Problem: Without the images, output each record below as it stands.

Input material:
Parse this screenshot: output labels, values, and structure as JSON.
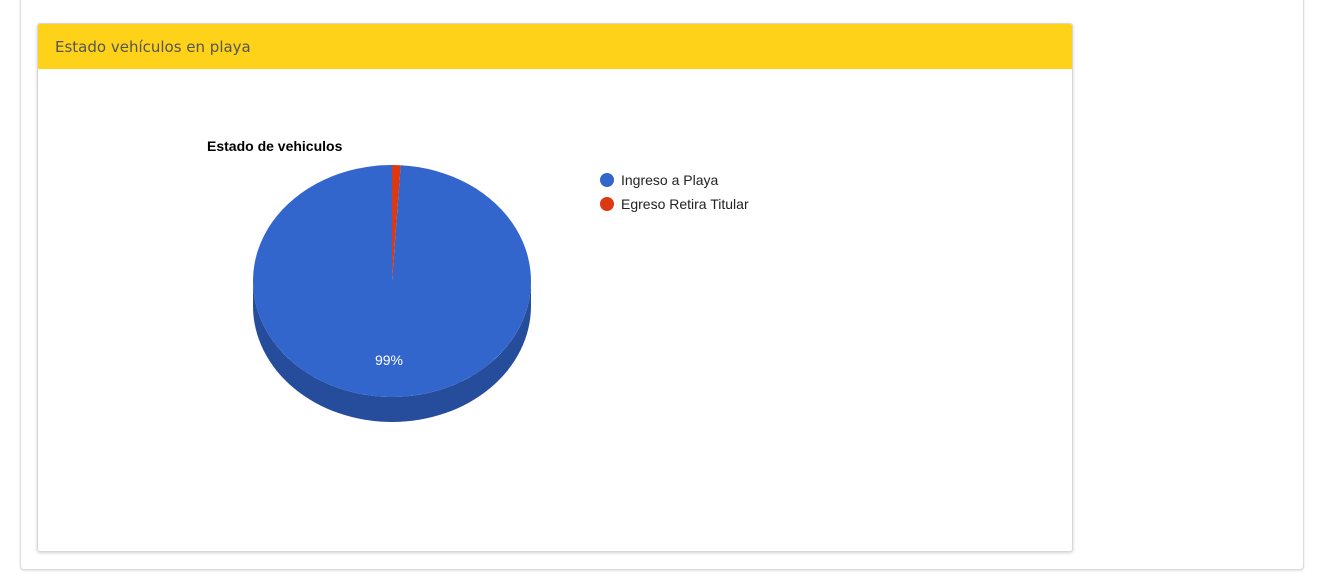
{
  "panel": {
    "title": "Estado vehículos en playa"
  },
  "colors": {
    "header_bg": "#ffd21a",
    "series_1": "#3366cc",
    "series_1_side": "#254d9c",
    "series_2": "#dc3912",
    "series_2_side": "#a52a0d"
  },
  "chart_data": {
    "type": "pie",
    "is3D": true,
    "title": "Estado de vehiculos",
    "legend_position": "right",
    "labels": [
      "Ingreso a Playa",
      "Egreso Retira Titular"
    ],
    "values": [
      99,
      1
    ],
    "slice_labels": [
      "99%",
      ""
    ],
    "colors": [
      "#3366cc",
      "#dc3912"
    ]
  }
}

Output of the task:
Parse this screenshot: output labels, values, and structure as JSON.
{
  "panel": {
    "title": "Estado vehículos en playa"
  },
  "colors": {
    "header_bg": "#ffd21a",
    "series_1": "#3366cc",
    "series_1_side": "#254d9c",
    "series_2": "#dc3912",
    "series_2_side": "#a52a0d"
  },
  "chart_data": {
    "type": "pie",
    "is3D": true,
    "title": "Estado de vehiculos",
    "legend_position": "right",
    "labels": [
      "Ingreso a Playa",
      "Egreso Retira Titular"
    ],
    "values": [
      99,
      1
    ],
    "slice_labels": [
      "99%",
      ""
    ],
    "colors": [
      "#3366cc",
      "#dc3912"
    ]
  }
}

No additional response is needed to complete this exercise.